THE RECORDS start
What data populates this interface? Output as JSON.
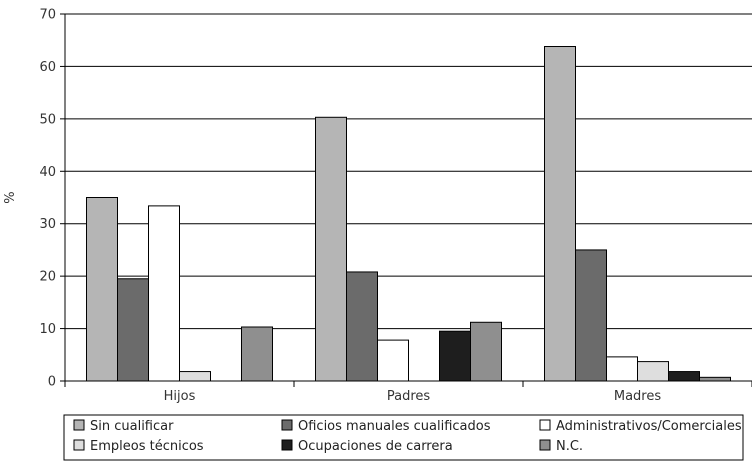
{
  "chart_data": {
    "type": "bar",
    "ylabel": "%",
    "ylim": [
      0,
      70
    ],
    "yticks": [
      0,
      10,
      20,
      30,
      40,
      50,
      60,
      70
    ],
    "grid": true,
    "legend_position": "bottom",
    "categories": [
      "Hijos",
      "Padres",
      "Madres"
    ],
    "series": [
      {
        "name": "Sin cualificar",
        "color": "#b5b5b5",
        "values": [
          35.0,
          50.3,
          63.8
        ]
      },
      {
        "name": "Oficios manuales cualificados",
        "color": "#6b6b6b",
        "values": [
          19.5,
          20.8,
          25.0
        ]
      },
      {
        "name": "Administrativos/Comerciales",
        "color": "#ffffff",
        "values": [
          33.4,
          7.8,
          4.6
        ]
      },
      {
        "name": "Empleos técnicos",
        "color": "#dedede",
        "values": [
          1.8,
          0.0,
          3.7
        ]
      },
      {
        "name": "Ocupaciones de carrera",
        "color": "#1e1e1e",
        "values": [
          0.0,
          9.5,
          1.8
        ]
      },
      {
        "name": "N.C.",
        "color": "#8f8f8f",
        "values": [
          10.3,
          11.2,
          0.7
        ]
      }
    ]
  }
}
THE RECORDS end
WORK REQUIRED:
Count every line in the data that contains the word "name", then give that count and nothing else.

TASK RESULT:
6